• STATED GOAL:
Make an exact copy of all the data.

·····

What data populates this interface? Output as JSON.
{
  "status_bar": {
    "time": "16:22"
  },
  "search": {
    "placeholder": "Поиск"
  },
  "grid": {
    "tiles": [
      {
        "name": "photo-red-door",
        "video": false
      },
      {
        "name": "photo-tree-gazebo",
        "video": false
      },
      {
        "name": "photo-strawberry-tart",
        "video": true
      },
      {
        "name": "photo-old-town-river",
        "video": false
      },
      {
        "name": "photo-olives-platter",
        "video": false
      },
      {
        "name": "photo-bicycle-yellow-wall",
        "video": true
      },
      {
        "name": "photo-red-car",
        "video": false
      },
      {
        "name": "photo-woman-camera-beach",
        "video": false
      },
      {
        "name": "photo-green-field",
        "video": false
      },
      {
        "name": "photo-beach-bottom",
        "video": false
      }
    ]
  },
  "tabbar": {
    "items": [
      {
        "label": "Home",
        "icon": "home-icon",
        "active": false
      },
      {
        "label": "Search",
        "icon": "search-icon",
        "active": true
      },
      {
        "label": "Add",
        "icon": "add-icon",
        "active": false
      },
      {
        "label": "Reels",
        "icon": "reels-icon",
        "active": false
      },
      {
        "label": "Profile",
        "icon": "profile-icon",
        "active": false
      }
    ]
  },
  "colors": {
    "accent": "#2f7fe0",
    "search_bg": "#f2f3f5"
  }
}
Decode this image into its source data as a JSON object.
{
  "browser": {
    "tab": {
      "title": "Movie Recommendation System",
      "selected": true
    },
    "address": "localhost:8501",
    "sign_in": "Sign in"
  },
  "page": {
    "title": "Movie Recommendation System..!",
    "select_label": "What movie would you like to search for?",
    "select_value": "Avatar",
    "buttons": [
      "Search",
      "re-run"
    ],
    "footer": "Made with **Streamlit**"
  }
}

·····

• SOLUTION TO THIS TASK:
What data populates this interface? Output as JSON.
{
  "status_bar": {
    "time": "16:22"
  },
  "search": {
    "placeholder": "Поиск"
  },
  "grid": {
    "tiles": [
      {
        "name": "photo-red-door",
        "video": false
      },
      {
        "name": "photo-tree-gazebo",
        "video": false
      },
      {
        "name": "photo-strawberry-tart",
        "video": true
      },
      {
        "name": "photo-old-town-river",
        "video": false
      },
      {
        "name": "photo-olives-platter",
        "video": false
      },
      {
        "name": "photo-bicycle-yellow-wall",
        "video": true
      },
      {
        "name": "photo-red-car",
        "video": false
      },
      {
        "name": "photo-woman-camera-beach",
        "video": false
      },
      {
        "name": "photo-green-field",
        "video": false
      },
      {
        "name": "photo-beach-bottom",
        "video": false
      }
    ]
  },
  "tabbar": {
    "items": [
      {
        "label": "Home",
        "icon": "home-icon",
        "active": false
      },
      {
        "label": "Search",
        "icon": "search-icon",
        "active": true
      },
      {
        "label": "Add",
        "icon": "add-icon",
        "active": false
      },
      {
        "label": "Reels",
        "icon": "reels-icon",
        "active": false
      },
      {
        "label": "Profile",
        "icon": "profile-icon",
        "active": false
      }
    ]
  },
  "colors": {
    "accent": "#2f7fe0",
    "search_bg": "#f2f3f5"
  }
}
Decode this image into its source data as a JSON object.
{
  "browser": {
    "tab": {
      "title": "Movie Recommendation System",
      "selected": true
    },
    "address": "localhost:8501",
    "sign_in": "Sign in"
  },
  "page": {
    "title": "Movie Recommendation System..!",
    "select_label": "What movie would you like to search for?",
    "select_value": "Avatar",
    "buttons": [
      "Search",
      "re-run"
    ],
    "footer": "Made with **Streamlit**"
  }
}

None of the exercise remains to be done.